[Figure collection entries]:
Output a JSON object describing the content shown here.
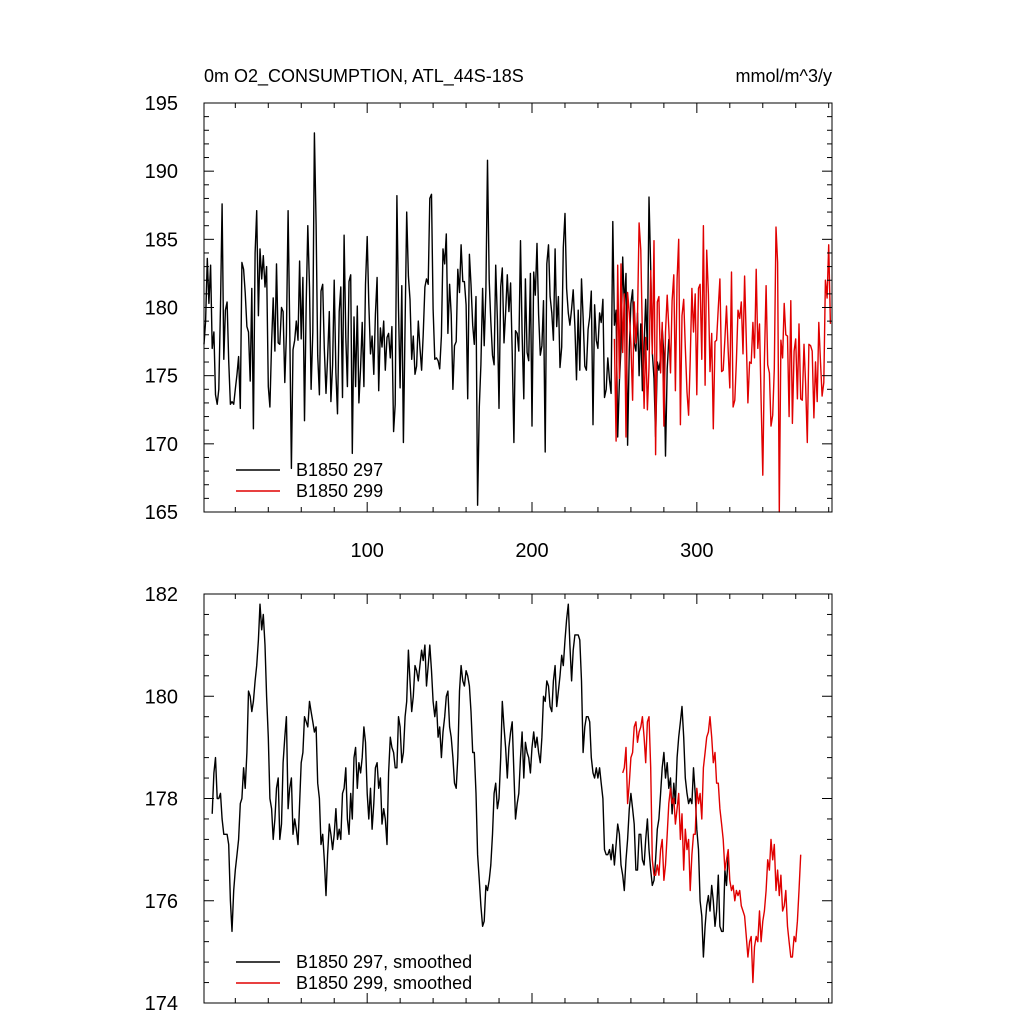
{
  "chart_data": [
    {
      "type": "line",
      "title": "0m O2_CONSUMPTION, ATL_44S-18S",
      "units": "mmol/m^3/y",
      "xlim": [
        1,
        382
      ],
      "ylim": [
        165,
        195
      ],
      "yticks": [
        165,
        170,
        175,
        180,
        185,
        190,
        195
      ],
      "xticks": [
        100,
        200,
        300
      ],
      "legend": "bottom-left",
      "series": [
        {
          "name": "B1850 297",
          "color": "#000000",
          "x_start": 1,
          "values": [
            177.3,
            179.0,
            183.6,
            180.3,
            183.1,
            177.0,
            178.2,
            173.6,
            172.9,
            174.0,
            180.1,
            187.6,
            176.2,
            179.8,
            180.4,
            176.1,
            172.9,
            173.1,
            172.9,
            174.0,
            175.1,
            176.4,
            172.6,
            183.3,
            182.8,
            181.1,
            178.6,
            178.2,
            174.6,
            181.4,
            171.1,
            184.0,
            187.1,
            179.4,
            184.3,
            182.1,
            183.8,
            181.5,
            183.0,
            174.2,
            172.7,
            177.4,
            180.7,
            176.8,
            183.2,
            177.4,
            177.3,
            180.0,
            179.7,
            174.5,
            178.0,
            187.1,
            178.7,
            168.2,
            176.9,
            177.6,
            179.0,
            177.6,
            183.4,
            177.7,
            182.2,
            171.7,
            180.3,
            186.0,
            181.5,
            174.0,
            178.2,
            192.8,
            186.1,
            176.5,
            173.6,
            181.2,
            181.7,
            177.0,
            173.7,
            176.3,
            179.7,
            173.1,
            175.8,
            182.0,
            175.2,
            172.2,
            179.7,
            181.5,
            173.4,
            185.3,
            177.8,
            174.2,
            181.9,
            182.4,
            169.3,
            179.3,
            174.2,
            180.1,
            173.0,
            175.6,
            178.9,
            174.2,
            181.7,
            185.2,
            180.3,
            176.6,
            177.9,
            175.1,
            179.5,
            182.2,
            173.9,
            178.5,
            177.1,
            179.0,
            175.4,
            177.8,
            178.1,
            176.3,
            178.6,
            170.9,
            172.9,
            188.2,
            179.9,
            174.1,
            181.6,
            170.1,
            178.8,
            187.0,
            182.3,
            180.6,
            176.2,
            177.9,
            175.1,
            175.7,
            179.0,
            177.1,
            175.4,
            178.0,
            181.5,
            182.1,
            181.7,
            188.0,
            188.3,
            179.9,
            176.2,
            176.3,
            176.1,
            175.5,
            177.9,
            184.3,
            183.2,
            185.4,
            178.1,
            181.7,
            179.5,
            174.0,
            177.2,
            177.5,
            182.8,
            181.1,
            184.6,
            181.9,
            181.9,
            180.2,
            173.3,
            183.9,
            181.7,
            178.7,
            177.3,
            180.8,
            165.5,
            172.7,
            175.8,
            181.4,
            177.2,
            181.3,
            190.8,
            182.0,
            179.0,
            176.5,
            175.8,
            183.1,
            179.1,
            172.6,
            181.5,
            182.9,
            177.4,
            179.6,
            182.4,
            179.7,
            181.8,
            176.7,
            170.1,
            178.3,
            178.1,
            176.8,
            184.9,
            178.1,
            173.3,
            182.1,
            176.7,
            176.1,
            182.5,
            171.3,
            182.6,
            180.9,
            184.7,
            179.5,
            176.5,
            177.2,
            180.5,
            169.4,
            183.2,
            184.6,
            180.8,
            179.6,
            177.6,
            184.3,
            178.6,
            180.8,
            175.6,
            177.1,
            184.4,
            186.9,
            181.4,
            179.6,
            178.7,
            179.9,
            181.3,
            178.6,
            174.7,
            179.8,
            175.4,
            182.1,
            179.3,
            175.7,
            175.4,
            178.4,
            179.3,
            181.2,
            171.4,
            180.2,
            177.6,
            177.0,
            179.6,
            178.9,
            180.6,
            173.4,
            174.0,
            176.3,
            174.7,
            173.7,
            186.3,
            178.7,
            179.8,
            170.5,
            174.6,
            177.0,
            183.7,
            180.1,
            182.5,
            169.9,
            176.9,
            180.3,
            181.3,
            177.4,
            176.8,
            179.6,
            175.0,
            178.8,
            173.9,
            177.2,
            180.6,
            176.9,
            188.1,
            182.9,
            176.7,
            174.8,
            170.5,
            176.0,
            175.4,
            176.3,
            178.5,
            176.5,
            169.1,
            175.5,
            177.7
          ]
        },
        {
          "name": "B1850 299",
          "color": "#e00000",
          "x_start": 250,
          "values": [
            177.7,
            170.2,
            183.1,
            174.8,
            183.2,
            176.7,
            181.0,
            170.5,
            181.1,
            179.6,
            177.3,
            173.2,
            180.4,
            177.4,
            179.3,
            186.2,
            184.2,
            177.9,
            172.6,
            177.8,
            172.5,
            175.6,
            182.7,
            176.6,
            184.9,
            169.2,
            180.4,
            180.8,
            175.2,
            178.9,
            171.3,
            178.2,
            180.9,
            178.5,
            175.2,
            180.5,
            182.4,
            173.9,
            182.1,
            185.0,
            171.4,
            179.4,
            180.6,
            177.1,
            173.8,
            172.1,
            176.1,
            181.4,
            178.2,
            181.0,
            173.6,
            181.4,
            181.7,
            176.2,
            186.0,
            174.3,
            184.2,
            181.0,
            175.3,
            178.1,
            171.1,
            177.5,
            177.6,
            180.0,
            182.1,
            175.3,
            175.4,
            177.7,
            180.1,
            176.8,
            174.1,
            182.6,
            172.7,
            173.2,
            176.1,
            179.8,
            179.2,
            180.4,
            176.6,
            182.3,
            177.6,
            173.0,
            176.0,
            175.9,
            178.9,
            176.3,
            182.8,
            177.0,
            178.8,
            173.2,
            167.7,
            176.1,
            181.6,
            175.8,
            175.2,
            171.3,
            172.1,
            175.5,
            185.9,
            183.3,
            165.0,
            177.6,
            176.3,
            180.3,
            178.0,
            177.9,
            172.0,
            180.5,
            171.5,
            176.8,
            177.7,
            173.3,
            178.8,
            173.3,
            173.2,
            177.3,
            174.4,
            170.1,
            177.3,
            177.2,
            176.8,
            171.9,
            176.0,
            173.1,
            178.9,
            176.0,
            173.5,
            174.5,
            182.0,
            180.7,
            184.6,
            178.8
          ]
        }
      ]
    },
    {
      "type": "line",
      "xlim": [
        1,
        382
      ],
      "ylim": [
        174,
        182
      ],
      "yticks": [
        174,
        176,
        178,
        180,
        182
      ],
      "xticks": [
        100,
        200,
        300
      ],
      "legend": "bottom-left",
      "series": [
        {
          "name": "B1850 297, smoothed",
          "color": "#000000",
          "x_start": 6,
          "values": [
            177.7,
            178.5,
            178.8,
            178.0,
            178.0,
            178.1,
            177.6,
            177.3,
            177.3,
            177.3,
            177.1,
            176.0,
            175.4,
            176.2,
            176.6,
            176.9,
            177.2,
            177.9,
            178.0,
            178.6,
            178.2,
            178.9,
            180.1,
            180.0,
            179.7,
            179.9,
            180.3,
            180.6,
            181.1,
            181.8,
            181.3,
            181.6,
            181.0,
            180.0,
            179.2,
            178.0,
            177.8,
            177.2,
            177.6,
            178.2,
            178.4,
            177.2,
            177.5,
            178.7,
            179.2,
            179.6,
            177.8,
            178.2,
            178.4,
            177.3,
            177.6,
            177.4,
            177.1,
            177.9,
            178.7,
            178.9,
            179.6,
            179.5,
            179.4,
            179.9,
            179.7,
            179.5,
            179.3,
            179.4,
            178.3,
            178.0,
            177.1,
            177.3,
            176.8,
            176.1,
            176.9,
            177.5,
            177.3,
            177.0,
            177.3,
            177.8,
            177.2,
            177.4,
            177.2,
            178.1,
            178.2,
            178.6,
            177.6,
            177.3,
            178.1,
            177.6,
            178.8,
            179.0,
            178.2,
            178.7,
            178.5,
            178.8,
            179.4,
            179.1,
            178.1,
            177.6,
            178.2,
            177.4,
            177.9,
            178.6,
            178.7,
            178.2,
            178.4,
            177.5,
            177.8,
            177.6,
            177.1,
            178.5,
            179.2,
            179.0,
            178.9,
            178.6,
            178.6,
            179.6,
            179.4,
            178.7,
            178.9,
            179.6,
            179.9,
            180.9,
            180.3,
            179.7,
            180.0,
            180.6,
            180.5,
            180.3,
            180.6,
            180.9,
            180.7,
            181.0,
            180.2,
            180.6,
            181.0,
            180.5,
            179.9,
            179.6,
            179.9,
            179.2,
            179.4,
            178.8,
            179.3,
            179.6,
            180.0,
            180.1,
            179.4,
            179.2,
            178.8,
            178.3,
            178.2,
            178.8,
            180.1,
            180.6,
            180.3,
            180.2,
            180.5,
            180.4,
            180.2,
            179.7,
            178.9,
            178.9,
            178.1,
            176.9,
            176.4,
            175.9,
            175.5,
            175.6,
            176.3,
            176.2,
            176.4,
            176.7,
            177.3,
            178.1,
            178.3,
            177.8,
            178.0,
            178.8,
            179.9,
            179.4,
            179.0,
            178.4,
            179.0,
            179.3,
            179.5,
            178.5,
            177.6,
            177.9,
            178.1,
            178.8,
            179.3,
            178.4,
            179.1,
            178.9,
            178.8,
            178.5,
            179.0,
            179.3,
            179.0,
            179.2,
            178.9,
            178.7,
            179.2,
            180.0,
            179.9,
            180.3,
            180.2,
            179.8,
            179.7,
            180.3,
            180.6,
            179.8,
            180.1,
            180.4,
            180.8,
            180.6,
            181.1,
            181.5,
            181.8,
            181.0,
            180.3,
            180.9,
            181.2,
            181.2,
            181.2,
            181.1,
            180.3,
            178.9,
            179.4,
            179.6,
            179.6,
            179.5,
            178.8,
            178.5,
            178.4,
            178.6,
            178.4,
            178.6,
            178.3,
            178.0,
            177.0,
            176.9,
            176.9,
            177.0,
            176.8,
            177.1,
            176.7,
            177.1,
            177.5,
            177.3,
            176.7,
            176.5,
            176.2,
            176.8,
            177.2,
            177.8,
            178.1,
            177.8,
            177.5,
            176.6,
            176.6,
            177.3,
            177.3,
            176.8,
            176.7,
            177.2,
            177.6,
            177.0,
            176.6,
            176.3,
            176.4,
            176.8,
            177.4,
            177.6,
            178.1,
            178.6,
            178.9,
            178.4,
            178.7,
            178.2,
            178.4,
            177.7,
            178.3,
            177.9,
            178.8,
            179.2,
            179.5,
            179.8,
            179.2,
            178.4,
            178.1,
            177.9,
            178.0,
            177.9,
            178.6,
            178.1,
            177.4,
            177.0,
            176.0,
            175.7,
            174.9,
            175.5,
            175.9,
            176.1,
            175.8,
            176.3,
            176.0,
            175.5,
            175.8,
            176.5,
            175.5,
            175.4,
            175.4,
            176.6,
            176.3,
            176.9
          ]
        },
        {
          "name": "B1850 299, smoothed",
          "color": "#e00000",
          "x_start": 255,
          "values": [
            178.5,
            178.6,
            179.0,
            177.9,
            178.3,
            178.8,
            178.9,
            179.4,
            179.5,
            179.1,
            179.3,
            179.4,
            179.6,
            179.2,
            178.7,
            179.5,
            179.6,
            178.6,
            176.8,
            176.5,
            176.5,
            176.7,
            176.5,
            177.0,
            177.2,
            176.4,
            176.7,
            177.3,
            177.9,
            178.2,
            177.9,
            178.0,
            177.5,
            177.8,
            178.1,
            177.2,
            177.7,
            176.6,
            177.4,
            177.0,
            177.2,
            176.2,
            176.9,
            177.3,
            177.3,
            178.2,
            177.9,
            178.1,
            177.6,
            178.6,
            178.9,
            179.2,
            179.3,
            179.6,
            179.2,
            178.7,
            178.9,
            178.3,
            178.3,
            177.8,
            177.5,
            177.2,
            176.6,
            176.8,
            177.0,
            176.4,
            176.2,
            176.3,
            176.0,
            176.2,
            176.1,
            176.2,
            175.9,
            175.8,
            175.7,
            175.3,
            174.9,
            175.2,
            175.3,
            174.4,
            175.1,
            175.3,
            175.2,
            175.8,
            175.2,
            175.6,
            175.8,
            176.2,
            176.8,
            176.6,
            177.2,
            176.8,
            177.1,
            176.2,
            176.6,
            176.1,
            176.5,
            175.8,
            175.9,
            176.2,
            175.5,
            175.2,
            174.9,
            174.9,
            175.3,
            175.2,
            175.6,
            176.2,
            176.9
          ]
        }
      ]
    }
  ]
}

[Job]:
Only the number is wanted: how many lines in the data include the string "name"?

[Task response]:
4